=== Material ===
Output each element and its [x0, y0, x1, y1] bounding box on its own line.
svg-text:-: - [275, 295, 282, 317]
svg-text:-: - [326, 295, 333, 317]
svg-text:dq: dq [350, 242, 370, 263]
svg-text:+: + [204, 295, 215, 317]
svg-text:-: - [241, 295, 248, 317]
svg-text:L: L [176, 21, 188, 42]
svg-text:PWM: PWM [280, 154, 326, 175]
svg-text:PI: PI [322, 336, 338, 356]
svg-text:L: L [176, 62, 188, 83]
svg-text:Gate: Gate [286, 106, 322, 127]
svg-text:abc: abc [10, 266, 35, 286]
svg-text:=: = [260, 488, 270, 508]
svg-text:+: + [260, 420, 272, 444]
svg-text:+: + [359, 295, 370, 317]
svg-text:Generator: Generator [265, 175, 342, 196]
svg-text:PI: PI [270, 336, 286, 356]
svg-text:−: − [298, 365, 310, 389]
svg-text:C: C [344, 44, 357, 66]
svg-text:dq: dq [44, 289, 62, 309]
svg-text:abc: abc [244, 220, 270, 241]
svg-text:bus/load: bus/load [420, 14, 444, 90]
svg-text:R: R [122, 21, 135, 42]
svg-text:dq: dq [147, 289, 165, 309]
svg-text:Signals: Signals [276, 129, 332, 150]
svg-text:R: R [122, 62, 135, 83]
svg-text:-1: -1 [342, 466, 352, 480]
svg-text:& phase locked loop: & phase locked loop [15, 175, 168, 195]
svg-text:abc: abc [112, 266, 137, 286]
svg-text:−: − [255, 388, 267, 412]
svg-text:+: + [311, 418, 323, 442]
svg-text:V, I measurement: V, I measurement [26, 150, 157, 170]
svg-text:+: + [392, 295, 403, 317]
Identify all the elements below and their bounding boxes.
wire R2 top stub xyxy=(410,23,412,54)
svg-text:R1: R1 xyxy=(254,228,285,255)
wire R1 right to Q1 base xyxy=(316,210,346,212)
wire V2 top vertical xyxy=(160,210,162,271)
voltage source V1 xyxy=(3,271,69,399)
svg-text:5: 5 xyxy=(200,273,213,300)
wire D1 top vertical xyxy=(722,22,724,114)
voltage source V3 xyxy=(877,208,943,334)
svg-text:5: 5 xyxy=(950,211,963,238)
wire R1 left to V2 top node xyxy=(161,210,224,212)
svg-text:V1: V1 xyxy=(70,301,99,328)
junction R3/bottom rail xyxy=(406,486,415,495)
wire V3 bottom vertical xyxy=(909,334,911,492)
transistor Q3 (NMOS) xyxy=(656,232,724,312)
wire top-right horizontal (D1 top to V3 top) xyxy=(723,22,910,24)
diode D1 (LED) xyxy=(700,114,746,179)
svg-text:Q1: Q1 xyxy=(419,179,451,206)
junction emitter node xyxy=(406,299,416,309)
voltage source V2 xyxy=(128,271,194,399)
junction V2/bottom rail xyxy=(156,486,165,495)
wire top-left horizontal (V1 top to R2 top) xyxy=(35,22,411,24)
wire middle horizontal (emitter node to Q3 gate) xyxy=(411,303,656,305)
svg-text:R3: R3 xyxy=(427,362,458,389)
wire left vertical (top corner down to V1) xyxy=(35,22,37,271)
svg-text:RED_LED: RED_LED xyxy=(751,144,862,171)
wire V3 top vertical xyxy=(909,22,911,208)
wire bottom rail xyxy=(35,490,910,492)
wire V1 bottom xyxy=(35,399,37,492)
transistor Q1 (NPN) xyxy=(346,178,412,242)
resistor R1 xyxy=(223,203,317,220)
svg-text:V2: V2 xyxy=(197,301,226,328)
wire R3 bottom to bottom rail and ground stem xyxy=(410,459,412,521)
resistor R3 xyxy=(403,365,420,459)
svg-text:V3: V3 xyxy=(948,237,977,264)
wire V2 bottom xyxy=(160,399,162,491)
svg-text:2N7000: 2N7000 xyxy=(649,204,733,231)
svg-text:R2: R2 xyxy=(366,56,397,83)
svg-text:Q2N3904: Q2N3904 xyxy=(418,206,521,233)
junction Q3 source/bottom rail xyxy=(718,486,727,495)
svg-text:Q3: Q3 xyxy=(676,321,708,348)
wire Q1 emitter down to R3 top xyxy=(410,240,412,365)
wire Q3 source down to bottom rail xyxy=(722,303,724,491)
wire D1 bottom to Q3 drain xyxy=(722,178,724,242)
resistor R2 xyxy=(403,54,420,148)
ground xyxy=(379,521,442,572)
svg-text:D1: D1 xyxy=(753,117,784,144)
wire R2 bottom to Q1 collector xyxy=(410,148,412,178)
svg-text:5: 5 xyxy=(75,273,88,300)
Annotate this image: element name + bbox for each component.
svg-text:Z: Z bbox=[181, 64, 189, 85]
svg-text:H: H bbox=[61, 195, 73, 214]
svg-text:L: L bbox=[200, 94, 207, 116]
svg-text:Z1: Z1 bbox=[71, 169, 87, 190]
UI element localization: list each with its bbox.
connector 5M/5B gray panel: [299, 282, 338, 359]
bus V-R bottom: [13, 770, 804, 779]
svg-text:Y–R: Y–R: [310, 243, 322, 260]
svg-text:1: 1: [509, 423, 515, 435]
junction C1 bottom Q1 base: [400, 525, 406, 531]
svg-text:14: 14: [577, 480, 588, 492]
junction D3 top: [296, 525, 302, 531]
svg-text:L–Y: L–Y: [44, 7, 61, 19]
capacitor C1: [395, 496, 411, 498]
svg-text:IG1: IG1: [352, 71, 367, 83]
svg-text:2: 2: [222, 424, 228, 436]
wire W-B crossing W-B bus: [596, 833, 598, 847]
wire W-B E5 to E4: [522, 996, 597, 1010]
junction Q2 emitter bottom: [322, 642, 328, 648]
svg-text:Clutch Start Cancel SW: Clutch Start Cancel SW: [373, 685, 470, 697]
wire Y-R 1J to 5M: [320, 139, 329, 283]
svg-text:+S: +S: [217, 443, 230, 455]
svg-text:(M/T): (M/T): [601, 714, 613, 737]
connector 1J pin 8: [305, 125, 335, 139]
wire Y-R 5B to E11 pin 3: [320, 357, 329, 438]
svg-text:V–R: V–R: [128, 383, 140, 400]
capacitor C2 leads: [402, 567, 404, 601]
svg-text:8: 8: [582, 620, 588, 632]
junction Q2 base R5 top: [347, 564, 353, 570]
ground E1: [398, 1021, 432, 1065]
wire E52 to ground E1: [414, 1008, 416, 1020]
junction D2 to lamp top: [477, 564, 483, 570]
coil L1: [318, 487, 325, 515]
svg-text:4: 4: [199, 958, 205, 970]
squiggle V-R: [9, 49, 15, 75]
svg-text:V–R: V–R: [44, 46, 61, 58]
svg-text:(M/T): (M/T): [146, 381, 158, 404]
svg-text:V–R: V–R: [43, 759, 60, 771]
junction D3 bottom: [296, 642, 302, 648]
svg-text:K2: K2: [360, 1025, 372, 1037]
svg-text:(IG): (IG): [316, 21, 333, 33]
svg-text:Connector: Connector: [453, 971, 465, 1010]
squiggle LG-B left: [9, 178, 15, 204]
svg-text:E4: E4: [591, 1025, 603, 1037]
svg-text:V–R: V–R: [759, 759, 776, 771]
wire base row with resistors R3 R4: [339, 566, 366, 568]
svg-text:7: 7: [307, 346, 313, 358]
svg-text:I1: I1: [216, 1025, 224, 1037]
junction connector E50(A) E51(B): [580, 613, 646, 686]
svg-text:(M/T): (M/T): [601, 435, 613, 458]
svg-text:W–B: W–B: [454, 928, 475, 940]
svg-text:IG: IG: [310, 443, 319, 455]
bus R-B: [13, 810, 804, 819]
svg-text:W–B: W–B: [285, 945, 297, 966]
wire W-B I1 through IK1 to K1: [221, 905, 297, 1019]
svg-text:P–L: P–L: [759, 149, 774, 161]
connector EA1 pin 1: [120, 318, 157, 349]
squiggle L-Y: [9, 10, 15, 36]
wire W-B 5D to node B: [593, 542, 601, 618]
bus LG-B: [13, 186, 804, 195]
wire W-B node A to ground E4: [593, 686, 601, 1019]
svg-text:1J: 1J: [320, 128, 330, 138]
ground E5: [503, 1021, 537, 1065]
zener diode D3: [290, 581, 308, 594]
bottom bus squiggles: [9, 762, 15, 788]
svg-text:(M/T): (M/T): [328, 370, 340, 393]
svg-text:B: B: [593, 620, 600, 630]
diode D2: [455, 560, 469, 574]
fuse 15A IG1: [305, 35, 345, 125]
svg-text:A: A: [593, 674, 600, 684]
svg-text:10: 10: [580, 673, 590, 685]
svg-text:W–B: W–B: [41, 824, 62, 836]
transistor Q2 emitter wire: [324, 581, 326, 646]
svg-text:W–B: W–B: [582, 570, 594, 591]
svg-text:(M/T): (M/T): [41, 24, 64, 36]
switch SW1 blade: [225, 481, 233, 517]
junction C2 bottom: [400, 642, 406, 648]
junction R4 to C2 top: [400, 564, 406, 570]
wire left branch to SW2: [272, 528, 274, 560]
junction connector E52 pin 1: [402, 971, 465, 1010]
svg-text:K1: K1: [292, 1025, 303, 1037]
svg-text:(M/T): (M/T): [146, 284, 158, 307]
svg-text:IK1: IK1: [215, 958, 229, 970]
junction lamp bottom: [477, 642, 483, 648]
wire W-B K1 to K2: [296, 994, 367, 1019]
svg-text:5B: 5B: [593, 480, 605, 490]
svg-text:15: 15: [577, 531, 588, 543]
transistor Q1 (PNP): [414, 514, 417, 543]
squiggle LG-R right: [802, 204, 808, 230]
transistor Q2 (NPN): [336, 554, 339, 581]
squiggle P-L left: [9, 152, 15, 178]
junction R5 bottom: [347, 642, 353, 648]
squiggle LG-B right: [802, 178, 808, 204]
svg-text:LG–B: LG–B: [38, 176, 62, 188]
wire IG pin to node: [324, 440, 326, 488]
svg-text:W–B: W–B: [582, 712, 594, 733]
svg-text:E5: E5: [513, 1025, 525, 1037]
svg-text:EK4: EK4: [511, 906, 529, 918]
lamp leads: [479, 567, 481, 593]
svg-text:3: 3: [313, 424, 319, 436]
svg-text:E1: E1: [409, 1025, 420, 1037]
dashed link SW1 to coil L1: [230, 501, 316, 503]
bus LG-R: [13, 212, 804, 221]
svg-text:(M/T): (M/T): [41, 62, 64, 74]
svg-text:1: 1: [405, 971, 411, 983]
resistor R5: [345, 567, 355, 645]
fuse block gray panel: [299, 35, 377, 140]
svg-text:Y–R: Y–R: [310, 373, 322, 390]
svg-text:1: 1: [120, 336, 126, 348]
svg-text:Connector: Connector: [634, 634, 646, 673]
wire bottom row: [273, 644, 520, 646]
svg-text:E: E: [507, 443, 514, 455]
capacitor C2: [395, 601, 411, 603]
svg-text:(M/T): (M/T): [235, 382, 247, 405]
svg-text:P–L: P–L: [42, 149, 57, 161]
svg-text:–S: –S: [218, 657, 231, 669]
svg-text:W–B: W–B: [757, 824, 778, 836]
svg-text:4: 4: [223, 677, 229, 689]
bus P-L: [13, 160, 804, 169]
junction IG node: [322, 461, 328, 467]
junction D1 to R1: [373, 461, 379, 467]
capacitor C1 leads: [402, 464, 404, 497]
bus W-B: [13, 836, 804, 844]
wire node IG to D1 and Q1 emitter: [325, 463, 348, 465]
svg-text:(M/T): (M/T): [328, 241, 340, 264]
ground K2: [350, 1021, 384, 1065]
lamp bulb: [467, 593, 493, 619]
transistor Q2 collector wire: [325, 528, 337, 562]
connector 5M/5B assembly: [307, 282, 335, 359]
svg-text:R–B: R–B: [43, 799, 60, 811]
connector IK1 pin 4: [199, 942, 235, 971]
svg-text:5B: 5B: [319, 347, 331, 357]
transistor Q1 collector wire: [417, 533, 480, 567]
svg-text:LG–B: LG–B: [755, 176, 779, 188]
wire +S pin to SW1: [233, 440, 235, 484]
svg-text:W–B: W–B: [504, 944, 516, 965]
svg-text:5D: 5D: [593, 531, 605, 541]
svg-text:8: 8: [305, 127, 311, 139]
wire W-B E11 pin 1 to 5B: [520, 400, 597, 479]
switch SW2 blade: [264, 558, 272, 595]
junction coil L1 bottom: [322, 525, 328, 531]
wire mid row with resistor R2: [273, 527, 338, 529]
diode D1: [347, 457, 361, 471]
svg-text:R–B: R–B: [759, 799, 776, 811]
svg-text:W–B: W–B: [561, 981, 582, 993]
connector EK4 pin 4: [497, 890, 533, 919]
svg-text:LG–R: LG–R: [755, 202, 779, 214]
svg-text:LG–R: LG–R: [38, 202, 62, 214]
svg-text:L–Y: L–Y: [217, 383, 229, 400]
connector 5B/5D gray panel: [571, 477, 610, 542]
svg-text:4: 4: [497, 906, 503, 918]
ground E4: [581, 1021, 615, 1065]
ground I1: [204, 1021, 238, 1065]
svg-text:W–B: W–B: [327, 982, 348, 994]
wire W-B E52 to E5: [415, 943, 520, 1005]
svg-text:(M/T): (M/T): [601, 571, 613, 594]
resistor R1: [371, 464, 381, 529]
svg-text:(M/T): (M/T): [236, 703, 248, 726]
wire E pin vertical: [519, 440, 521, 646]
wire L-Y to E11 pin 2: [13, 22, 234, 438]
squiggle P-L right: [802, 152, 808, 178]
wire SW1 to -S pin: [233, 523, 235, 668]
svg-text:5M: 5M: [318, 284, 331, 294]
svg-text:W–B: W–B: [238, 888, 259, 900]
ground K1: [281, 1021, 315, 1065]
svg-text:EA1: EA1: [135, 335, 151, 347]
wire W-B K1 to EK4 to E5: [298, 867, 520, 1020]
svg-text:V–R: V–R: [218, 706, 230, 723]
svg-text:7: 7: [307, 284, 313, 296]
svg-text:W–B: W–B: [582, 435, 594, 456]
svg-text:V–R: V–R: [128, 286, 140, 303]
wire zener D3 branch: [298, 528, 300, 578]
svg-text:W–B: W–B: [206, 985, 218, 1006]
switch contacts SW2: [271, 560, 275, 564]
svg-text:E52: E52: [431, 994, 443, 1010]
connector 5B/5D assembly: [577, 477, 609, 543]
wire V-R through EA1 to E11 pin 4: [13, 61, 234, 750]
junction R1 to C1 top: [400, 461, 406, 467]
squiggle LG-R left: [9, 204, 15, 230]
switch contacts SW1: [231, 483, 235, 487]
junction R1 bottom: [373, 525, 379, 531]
===
◆ Aim: Please reproduce the entries word for word, beginning at the first line and stopping after the line that contains "svg-text:PWM: PWM [280, 154, 326, 175]".

◆ Completed exercise:
Output each element and its [x0, y0, x1, y1] bounding box on its own line.
svg-text:-: - [275, 295, 282, 317]
svg-text:-: - [326, 295, 333, 317]
svg-text:dq: dq [350, 242, 370, 263]
svg-text:+: + [204, 295, 215, 317]
svg-text:-: - [241, 295, 248, 317]
svg-text:L: L [176, 21, 188, 42]
svg-text:PWM: PWM [280, 154, 326, 175]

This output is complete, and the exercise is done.